-- begin RECORDS SUPPLIED --

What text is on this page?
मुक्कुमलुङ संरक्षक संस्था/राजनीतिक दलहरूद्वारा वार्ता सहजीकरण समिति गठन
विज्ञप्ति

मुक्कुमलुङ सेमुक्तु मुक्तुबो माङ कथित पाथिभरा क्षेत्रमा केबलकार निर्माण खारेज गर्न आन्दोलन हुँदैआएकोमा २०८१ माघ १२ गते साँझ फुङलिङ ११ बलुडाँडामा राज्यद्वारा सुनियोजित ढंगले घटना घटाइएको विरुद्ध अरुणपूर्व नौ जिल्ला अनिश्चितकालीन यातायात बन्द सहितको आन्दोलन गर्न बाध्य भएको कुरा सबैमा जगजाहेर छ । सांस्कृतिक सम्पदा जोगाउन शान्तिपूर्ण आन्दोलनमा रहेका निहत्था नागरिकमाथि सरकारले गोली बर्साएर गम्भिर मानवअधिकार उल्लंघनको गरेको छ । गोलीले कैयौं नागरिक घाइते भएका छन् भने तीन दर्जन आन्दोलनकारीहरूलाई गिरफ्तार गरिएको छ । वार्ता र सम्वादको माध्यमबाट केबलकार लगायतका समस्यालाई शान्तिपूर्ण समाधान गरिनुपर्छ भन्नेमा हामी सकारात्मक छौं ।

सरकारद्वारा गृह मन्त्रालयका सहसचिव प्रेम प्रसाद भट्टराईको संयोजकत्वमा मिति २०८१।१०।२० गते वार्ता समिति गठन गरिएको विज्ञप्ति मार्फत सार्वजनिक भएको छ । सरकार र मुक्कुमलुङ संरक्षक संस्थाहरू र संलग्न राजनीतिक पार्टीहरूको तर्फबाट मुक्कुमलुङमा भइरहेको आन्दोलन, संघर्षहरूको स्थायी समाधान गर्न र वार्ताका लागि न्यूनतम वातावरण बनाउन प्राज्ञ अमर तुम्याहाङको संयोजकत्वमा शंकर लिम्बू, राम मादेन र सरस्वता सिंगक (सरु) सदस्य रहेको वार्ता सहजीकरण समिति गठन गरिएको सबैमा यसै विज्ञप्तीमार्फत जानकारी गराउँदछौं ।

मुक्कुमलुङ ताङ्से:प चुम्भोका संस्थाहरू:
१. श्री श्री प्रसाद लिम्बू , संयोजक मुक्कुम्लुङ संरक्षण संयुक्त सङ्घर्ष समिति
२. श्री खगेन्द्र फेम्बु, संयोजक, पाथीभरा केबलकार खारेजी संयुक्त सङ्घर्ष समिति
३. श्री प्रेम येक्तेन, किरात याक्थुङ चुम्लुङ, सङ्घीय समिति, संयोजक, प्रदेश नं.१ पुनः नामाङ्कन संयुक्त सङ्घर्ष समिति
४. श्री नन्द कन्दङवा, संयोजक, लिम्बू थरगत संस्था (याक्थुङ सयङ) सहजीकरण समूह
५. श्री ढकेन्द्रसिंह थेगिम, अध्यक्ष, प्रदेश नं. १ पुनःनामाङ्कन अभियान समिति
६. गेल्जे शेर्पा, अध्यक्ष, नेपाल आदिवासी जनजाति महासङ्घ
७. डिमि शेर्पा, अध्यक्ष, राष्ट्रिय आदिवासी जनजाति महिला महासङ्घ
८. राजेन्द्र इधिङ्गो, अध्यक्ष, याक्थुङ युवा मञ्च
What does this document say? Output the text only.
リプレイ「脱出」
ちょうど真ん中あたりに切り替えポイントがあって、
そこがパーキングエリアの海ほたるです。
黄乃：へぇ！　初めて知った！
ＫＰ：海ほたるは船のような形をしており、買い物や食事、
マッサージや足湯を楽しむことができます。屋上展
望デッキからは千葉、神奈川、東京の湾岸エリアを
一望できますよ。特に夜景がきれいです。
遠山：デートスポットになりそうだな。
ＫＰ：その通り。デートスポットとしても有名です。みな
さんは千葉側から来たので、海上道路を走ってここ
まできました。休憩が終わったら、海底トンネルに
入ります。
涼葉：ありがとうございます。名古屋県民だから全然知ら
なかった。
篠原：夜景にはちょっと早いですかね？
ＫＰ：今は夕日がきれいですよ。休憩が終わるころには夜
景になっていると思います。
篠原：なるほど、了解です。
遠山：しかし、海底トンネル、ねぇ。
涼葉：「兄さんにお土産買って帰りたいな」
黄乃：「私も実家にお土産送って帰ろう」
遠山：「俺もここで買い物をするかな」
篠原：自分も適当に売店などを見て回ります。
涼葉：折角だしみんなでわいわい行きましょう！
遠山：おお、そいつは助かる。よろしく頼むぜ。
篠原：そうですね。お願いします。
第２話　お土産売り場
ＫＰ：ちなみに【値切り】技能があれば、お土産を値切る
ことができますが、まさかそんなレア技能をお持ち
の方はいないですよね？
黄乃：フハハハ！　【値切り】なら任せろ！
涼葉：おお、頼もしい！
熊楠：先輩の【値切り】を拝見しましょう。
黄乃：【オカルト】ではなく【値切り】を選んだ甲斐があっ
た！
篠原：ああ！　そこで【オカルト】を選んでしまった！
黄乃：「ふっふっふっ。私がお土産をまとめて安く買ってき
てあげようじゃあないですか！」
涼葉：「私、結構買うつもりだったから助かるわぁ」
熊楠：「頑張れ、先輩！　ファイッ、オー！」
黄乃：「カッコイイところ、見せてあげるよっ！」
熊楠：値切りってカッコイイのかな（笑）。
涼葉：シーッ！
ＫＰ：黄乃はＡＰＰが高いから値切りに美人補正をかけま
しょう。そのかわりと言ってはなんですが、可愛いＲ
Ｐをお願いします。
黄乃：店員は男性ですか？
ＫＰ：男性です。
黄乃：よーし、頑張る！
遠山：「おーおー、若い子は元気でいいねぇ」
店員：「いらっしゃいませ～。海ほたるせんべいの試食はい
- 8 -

-- end RECORDS SUPPLIED --

Quote the whole listing above, leaving nothing out.

What text is on this page?
मुक्कुमलुङ संरक्षक संस्था/राजनीतिक दलहरूद्वारा वार्ता सहजीकरण समिति गठन
विज्ञप्ति

मुक्कुमलुङ सेमुक्तु मुक्तुबो माङ कथित पाथिभरा क्षेत्रमा केबलकार निर्माण खारेज गर्न आन्दोलन हुँदैआएकोमा २०८१ माघ १२ गते साँझ फुङलिङ ११ बलुडाँडामा राज्यद्वारा सुनियोजित ढंगले घटना घटाइएको विरुद्ध अरुणपूर्व नौ जिल्ला अनिश्चितकालीन यातायात बन्द सहितको आन्दोलन गर्न बाध्य भएको कुरा सबैमा जगजाहेर छ । सांस्कृतिक सम्पदा जोगाउन शान्तिपूर्ण आन्दोलनमा रहेका निहत्था नागरिकमाथि सरकारले गोली बर्साएर गम्भिर मानवअधिकार उल्लंघनको गरेको छ । गोलीले कैयौं नागरिक घाइते भएका छन् भने तीन दर्जन आन्दोलनकारीहरूलाई गिरफ्तार गरिएको छ । वार्ता र सम्वादको माध्यमबाट केबलकार लगायतका समस्यालाई शान्तिपूर्ण समाधान गरिनुपर्छ भन्नेमा हामी सकारात्मक छौं ।

सरकारद्वारा गृह मन्त्रालयका सहसचिव प्रेम प्रसाद भट्टराईको संयोजकत्वमा मिति २०८१।१०।२० गते वार्ता समिति गठन गरिएको विज्ञप्ति मार्फत सार्वजनिक भएको छ । सरकार र मुक्कुमलुङ संरक्षक संस्थाहरू र संलग्न राजनीतिक पार्टीहरूको तर्फबाट मुक्कुमलुङमा भइरहेको आन्दोलन, संघर्षहरूको स्थायी समाधान गर्न र वार्ताका लागि न्यूनतम वातावरण बनाउन प्राज्ञ अमर तुम्याहाङको संयोजकत्वमा शंकर लिम्बू, राम मादेन र सरस्वता सिंगक (सरु) सदस्य रहेको वार्ता सहजीकरण समिति गठन गरिएको सबैमा यसै विज्ञप्तीमार्फत जानकारी गराउँदछौं ।

मुक्कुमलुङ ताङ्से:प चुम्भोका संस्थाहरू:
१. श्री श्री प्रसाद लिम्बू , संयोजक मुक्कुम्लुङ संरक्षण संयुक्त सङ्घर्ष समिति
२. श्री खगेन्द्र फेम्बु, संयोजक, पाथीभरा केबलकार खारेजी संयुक्त सङ्घर्ष समिति
३. श्री प्रेम येक्तेन, किरात याक्थुङ चुम्लुङ, सङ्घीय समिति, संयोजक, प्रदेश नं.१ पुनः नामाङ्कन संयुक्त सङ्घर्ष समिति
४. श्री नन्द कन्दङवा, संयोजक, लिम्बू थरगत संस्था (याक्थुङ सयङ) सहजीकरण समूह
५. श्री ढकेन्द्रसिंह थेगिम, अध्यक्ष, प्रदेश नं. १ पुनःनामाङ्कन अभियान समिति
६. गेल्जे शेर्पा, अध्यक्ष, नेपाल आदिवासी जनजाति महासङ्घ
७. डिमि शेर्पा, अध्यक्ष, राष्ट्रिय आदिवासी जनजाति महिला महासङ्घ
८. राजेन्द्र इधिङ्गो, अध्यक्ष, याक्थुङ युवा मञ्च
What does this document say? Output the text only.
リプレイ「脱出」
ちょうど真ん中あたりに切り替えポイントがあって、
そこがパーキングエリアの海ほたるです。
黄乃：へぇ！　初めて知った！
ＫＰ：海ほたるは船のような形をしており、買い物や食事、
マッサージや足湯を楽しむことができます。屋上展
望デッキからは千葉、神奈川、東京の湾岸エリアを
一望できますよ。特に夜景がきれいです。
遠山：デートスポットになりそうだな。
ＫＰ：その通り。デートスポットとしても有名です。みな
さんは千葉側から来たので、海上道路を走ってここ
まできました。休憩が終わったら、海底トンネルに
入ります。
涼葉：ありがとうございます。名古屋県民だから全然知ら
なかった。
篠原：夜景にはちょっと早いですかね？
ＫＰ：今は夕日がきれいですよ。休憩が終わるころには夜
景になっていると思います。
篠原：なるほど、了解です。
遠山：しかし、海底トンネル、ねぇ。
涼葉：「兄さんにお土産買って帰りたいな」
黄乃：「私も実家にお土産送って帰ろう」
遠山：「俺もここで買い物をするかな」
篠原：自分も適当に売店などを見て回ります。
涼葉：折角だしみんなでわいわい行きましょう！
遠山：おお、そいつは助かる。よろしく頼むぜ。
篠原：そうですね。お願いします。
第２話　お土産売り場
ＫＰ：ちなみに【値切り】技能があれば、お土産を値切る
ことができますが、まさかそんなレア技能をお持ち
の方はいないですよね？
黄乃：フハハハ！　【値切り】なら任せろ！
涼葉：おお、頼もしい！
熊楠：先輩の【値切り】を拝見しましょう。
黄乃：【オカルト】ではなく【値切り】を選んだ甲斐があっ
た！
篠原：ああ！　そこで【オカルト】を選んでしまった！
黄乃：「ふっふっふっ。私がお土産をまとめて安く買ってき
てあげようじゃあないですか！」
涼葉：「私、結構買うつもりだったから助かるわぁ」
熊楠：「頑張れ、先輩！　ファイッ、オー！」
黄乃：「カッコイイところ、見せてあげるよっ！」
熊楠：値切りってカッコイイのかな（笑）。
涼葉：シーッ！
ＫＰ：黄乃はＡＰＰが高いから値切りに美人補正をかけま
しょう。そのかわりと言ってはなんですが、可愛いＲ
Ｐをお願いします。
黄乃：店員は男性ですか？
ＫＰ：男性です。
黄乃：よーし、頑張る！
遠山：「おーおー、若い子は元気でいいねぇ」
店員：「いらっしゃいませ～。海ほたるせんべいの試食はい
- 8 -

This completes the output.